__DATA EXCERPTS__:
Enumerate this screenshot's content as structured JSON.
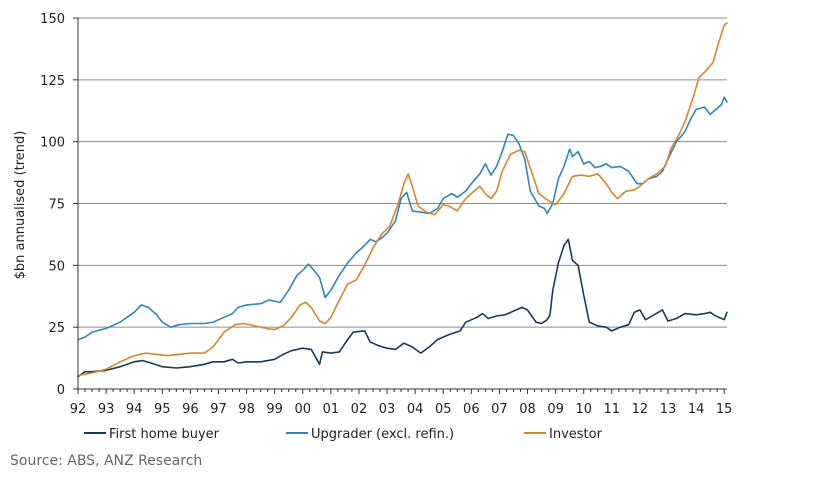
{
  "chart_data": {
    "type": "line",
    "title": "",
    "ylabel": "$bn annualised (trend)",
    "xlabel": "",
    "xlim": [
      1992,
      2015.1
    ],
    "ylim": [
      0,
      150
    ],
    "y_ticks": [
      0,
      25,
      50,
      75,
      100,
      125,
      150
    ],
    "x_ticks": [
      {
        "v": 1992,
        "label": "92"
      },
      {
        "v": 1993,
        "label": "93"
      },
      {
        "v": 1994,
        "label": "94"
      },
      {
        "v": 1995,
        "label": "95"
      },
      {
        "v": 1996,
        "label": "96"
      },
      {
        "v": 1997,
        "label": "97"
      },
      {
        "v": 1998,
        "label": "98"
      },
      {
        "v": 1999,
        "label": "99"
      },
      {
        "v": 2000,
        "label": "00"
      },
      {
        "v": 2001,
        "label": "01"
      },
      {
        "v": 2002,
        "label": "02"
      },
      {
        "v": 2003,
        "label": "03"
      },
      {
        "v": 2004,
        "label": "04"
      },
      {
        "v": 2005,
        "label": "05"
      },
      {
        "v": 2006,
        "label": "06"
      },
      {
        "v": 2007,
        "label": "07"
      },
      {
        "v": 2008,
        "label": "08"
      },
      {
        "v": 2009,
        "label": "09"
      },
      {
        "v": 2010,
        "label": "10"
      },
      {
        "v": 2011,
        "label": "11"
      },
      {
        "v": 2012,
        "label": "12"
      },
      {
        "v": 2013,
        "label": "13"
      },
      {
        "v": 2014,
        "label": "14"
      },
      {
        "v": 2015,
        "label": "15"
      }
    ],
    "grid": "horizontal",
    "legend_position": "bottom",
    "series": [
      {
        "name": "First home buyer",
        "color": "#1b3a56",
        "points": [
          [
            1992.0,
            5
          ],
          [
            1992.25,
            7
          ],
          [
            1992.5,
            7
          ],
          [
            1993.0,
            7.5
          ],
          [
            1993.5,
            9
          ],
          [
            1994.0,
            11
          ],
          [
            1994.3,
            11.5
          ],
          [
            1994.6,
            10.5
          ],
          [
            1995.0,
            9
          ],
          [
            1995.5,
            8.5
          ],
          [
            1996.0,
            9
          ],
          [
            1996.5,
            10
          ],
          [
            1996.8,
            11
          ],
          [
            1997.2,
            11
          ],
          [
            1997.5,
            12
          ],
          [
            1997.7,
            10.5
          ],
          [
            1998.0,
            11
          ],
          [
            1998.5,
            11
          ],
          [
            1999.0,
            12
          ],
          [
            1999.3,
            14
          ],
          [
            1999.6,
            15.5
          ],
          [
            2000.0,
            16.5
          ],
          [
            2000.3,
            16
          ],
          [
            2000.5,
            12
          ],
          [
            2000.6,
            10
          ],
          [
            2000.7,
            15
          ],
          [
            2001.0,
            14.5
          ],
          [
            2001.3,
            15
          ],
          [
            2001.6,
            20
          ],
          [
            2001.8,
            23
          ],
          [
            2002.2,
            23.5
          ],
          [
            2002.4,
            19
          ],
          [
            2002.7,
            17.5
          ],
          [
            2003.0,
            16.5
          ],
          [
            2003.3,
            16
          ],
          [
            2003.6,
            18.5
          ],
          [
            2003.9,
            17
          ],
          [
            2004.2,
            14.5
          ],
          [
            2004.5,
            17
          ],
          [
            2004.8,
            20
          ],
          [
            2005.2,
            22
          ],
          [
            2005.6,
            23.5
          ],
          [
            2005.8,
            27
          ],
          [
            2006.2,
            29
          ],
          [
            2006.4,
            30.5
          ],
          [
            2006.6,
            28.5
          ],
          [
            2006.9,
            29.5
          ],
          [
            2007.2,
            30
          ],
          [
            2007.6,
            32
          ],
          [
            2007.8,
            33
          ],
          [
            2008.0,
            32
          ],
          [
            2008.3,
            27
          ],
          [
            2008.5,
            26.5
          ],
          [
            2008.7,
            28
          ],
          [
            2008.8,
            30
          ],
          [
            2008.9,
            40
          ],
          [
            2009.1,
            51
          ],
          [
            2009.3,
            58
          ],
          [
            2009.45,
            60.5
          ],
          [
            2009.6,
            52
          ],
          [
            2009.7,
            51
          ],
          [
            2009.8,
            50
          ],
          [
            2010.0,
            38
          ],
          [
            2010.2,
            27
          ],
          [
            2010.5,
            25.5
          ],
          [
            2010.8,
            25
          ],
          [
            2011.0,
            23.5
          ],
          [
            2011.3,
            25
          ],
          [
            2011.6,
            26
          ],
          [
            2011.8,
            31
          ],
          [
            2012.0,
            32
          ],
          [
            2012.2,
            28
          ],
          [
            2012.5,
            30
          ],
          [
            2012.8,
            32
          ],
          [
            2013.0,
            27.5
          ],
          [
            2013.3,
            28.5
          ],
          [
            2013.6,
            30.5
          ],
          [
            2014.0,
            30
          ],
          [
            2014.3,
            30.5
          ],
          [
            2014.5,
            31
          ],
          [
            2014.7,
            29.5
          ],
          [
            2015.0,
            28
          ],
          [
            2015.1,
            31
          ]
        ]
      },
      {
        "name": "Upgrader (excl. refin.)",
        "color": "#3186b8",
        "points": [
          [
            1992.0,
            20
          ],
          [
            1992.25,
            21
          ],
          [
            1992.5,
            23
          ],
          [
            1993.0,
            24.5
          ],
          [
            1993.5,
            27
          ],
          [
            1994.0,
            31
          ],
          [
            1994.25,
            34
          ],
          [
            1994.5,
            33
          ],
          [
            1994.8,
            30
          ],
          [
            1995.0,
            27
          ],
          [
            1995.3,
            25
          ],
          [
            1995.6,
            26
          ],
          [
            1996.0,
            26.5
          ],
          [
            1996.5,
            26.5
          ],
          [
            1996.8,
            27
          ],
          [
            1997.2,
            29
          ],
          [
            1997.5,
            30.5
          ],
          [
            1997.7,
            33
          ],
          [
            1998.0,
            34
          ],
          [
            1998.5,
            34.5
          ],
          [
            1998.8,
            36
          ],
          [
            1999.2,
            35
          ],
          [
            1999.5,
            40
          ],
          [
            1999.8,
            46
          ],
          [
            2000.0,
            48
          ],
          [
            2000.2,
            50.5
          ],
          [
            2000.4,
            48
          ],
          [
            2000.6,
            45
          ],
          [
            2000.8,
            37
          ],
          [
            2001.0,
            40
          ],
          [
            2001.3,
            46
          ],
          [
            2001.6,
            51
          ],
          [
            2001.9,
            55
          ],
          [
            2002.2,
            58
          ],
          [
            2002.4,
            60.5
          ],
          [
            2002.6,
            59.5
          ],
          [
            2002.8,
            61
          ],
          [
            2003.0,
            63
          ],
          [
            2003.3,
            68
          ],
          [
            2003.5,
            77
          ],
          [
            2003.7,
            79.5
          ],
          [
            2003.9,
            72
          ],
          [
            2004.2,
            71.5
          ],
          [
            2004.5,
            71
          ],
          [
            2004.8,
            73
          ],
          [
            2005.0,
            77
          ],
          [
            2005.3,
            79
          ],
          [
            2005.5,
            77.5
          ],
          [
            2005.8,
            80
          ],
          [
            2006.0,
            83
          ],
          [
            2006.3,
            87
          ],
          [
            2006.5,
            91
          ],
          [
            2006.7,
            86.5
          ],
          [
            2006.9,
            90
          ],
          [
            2007.1,
            96
          ],
          [
            2007.3,
            103
          ],
          [
            2007.5,
            102.5
          ],
          [
            2007.7,
            99
          ],
          [
            2007.9,
            93
          ],
          [
            2008.1,
            80
          ],
          [
            2008.4,
            74
          ],
          [
            2008.6,
            73
          ],
          [
            2008.7,
            71
          ],
          [
            2008.9,
            75
          ],
          [
            2009.1,
            85
          ],
          [
            2009.3,
            90
          ],
          [
            2009.5,
            97
          ],
          [
            2009.6,
            94
          ],
          [
            2009.8,
            96
          ],
          [
            2010.0,
            91
          ],
          [
            2010.2,
            92
          ],
          [
            2010.4,
            89.5
          ],
          [
            2010.6,
            90
          ],
          [
            2010.8,
            91
          ],
          [
            2011.0,
            89.5
          ],
          [
            2011.3,
            90
          ],
          [
            2011.6,
            88
          ],
          [
            2011.9,
            83
          ],
          [
            2012.1,
            83
          ],
          [
            2012.3,
            85
          ],
          [
            2012.6,
            86
          ],
          [
            2012.8,
            88
          ],
          [
            2013.0,
            93
          ],
          [
            2013.3,
            100
          ],
          [
            2013.6,
            104
          ],
          [
            2013.8,
            109
          ],
          [
            2014.0,
            113
          ],
          [
            2014.3,
            114
          ],
          [
            2014.5,
            111
          ],
          [
            2014.7,
            113
          ],
          [
            2014.9,
            115
          ],
          [
            2015.0,
            118
          ],
          [
            2015.1,
            116
          ]
        ]
      },
      {
        "name": "Investor",
        "color": "#d9862a",
        "points": [
          [
            1992.0,
            5.5
          ],
          [
            1992.5,
            6.5
          ],
          [
            1993.0,
            8
          ],
          [
            1993.5,
            11
          ],
          [
            1994.0,
            13.5
          ],
          [
            1994.4,
            14.5
          ],
          [
            1994.8,
            14
          ],
          [
            1995.2,
            13.5
          ],
          [
            1995.6,
            14
          ],
          [
            1996.0,
            14.5
          ],
          [
            1996.5,
            14.5
          ],
          [
            1996.8,
            17
          ],
          [
            1997.2,
            23
          ],
          [
            1997.6,
            26
          ],
          [
            1997.9,
            26.5
          ],
          [
            1998.3,
            25.5
          ],
          [
            1998.7,
            24.5
          ],
          [
            1999.0,
            24
          ],
          [
            1999.3,
            25.5
          ],
          [
            1999.6,
            29
          ],
          [
            1999.9,
            34
          ],
          [
            2000.1,
            35
          ],
          [
            2000.3,
            33
          ],
          [
            2000.6,
            27.5
          ],
          [
            2000.8,
            26.5
          ],
          [
            2001.0,
            29
          ],
          [
            2001.3,
            36
          ],
          [
            2001.6,
            42.5
          ],
          [
            2001.9,
            44
          ],
          [
            2002.2,
            50
          ],
          [
            2002.5,
            57
          ],
          [
            2002.8,
            62.5
          ],
          [
            2003.1,
            66
          ],
          [
            2003.4,
            75
          ],
          [
            2003.6,
            83
          ],
          [
            2003.75,
            87
          ],
          [
            2003.9,
            82
          ],
          [
            2004.1,
            74
          ],
          [
            2004.4,
            71.5
          ],
          [
            2004.7,
            70.5
          ],
          [
            2005.0,
            74.5
          ],
          [
            2005.2,
            74
          ],
          [
            2005.5,
            72
          ],
          [
            2005.8,
            77
          ],
          [
            2006.0,
            79
          ],
          [
            2006.3,
            82
          ],
          [
            2006.5,
            79
          ],
          [
            2006.7,
            77
          ],
          [
            2006.9,
            80
          ],
          [
            2007.1,
            88
          ],
          [
            2007.4,
            95
          ],
          [
            2007.7,
            96.5
          ],
          [
            2007.9,
            96
          ],
          [
            2008.2,
            86
          ],
          [
            2008.4,
            79
          ],
          [
            2008.7,
            76.5
          ],
          [
            2009.0,
            74.5
          ],
          [
            2009.3,
            79
          ],
          [
            2009.6,
            86
          ],
          [
            2009.9,
            86.5
          ],
          [
            2010.2,
            86
          ],
          [
            2010.5,
            87
          ],
          [
            2010.8,
            83
          ],
          [
            2011.0,
            79.5
          ],
          [
            2011.2,
            77
          ],
          [
            2011.5,
            80
          ],
          [
            2011.8,
            80.5
          ],
          [
            2012.0,
            82
          ],
          [
            2012.3,
            85
          ],
          [
            2012.6,
            87
          ],
          [
            2012.9,
            90
          ],
          [
            2013.1,
            97
          ],
          [
            2013.4,
            103
          ],
          [
            2013.6,
            108
          ],
          [
            2013.9,
            118
          ],
          [
            2014.1,
            126
          ],
          [
            2014.3,
            128
          ],
          [
            2014.6,
            132
          ],
          [
            2014.8,
            140
          ],
          [
            2015.0,
            147
          ],
          [
            2015.1,
            148
          ]
        ]
      }
    ]
  },
  "source": "Source: ABS, ANZ Research"
}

__WORK TO COMPLETE__: Return only those lines of the records that contain the string "name".

__FINISHED ANSWER__:
        "name": "First home buyer",
        "name": "Upgrader (excl. refin.)",
        "name": "Investor",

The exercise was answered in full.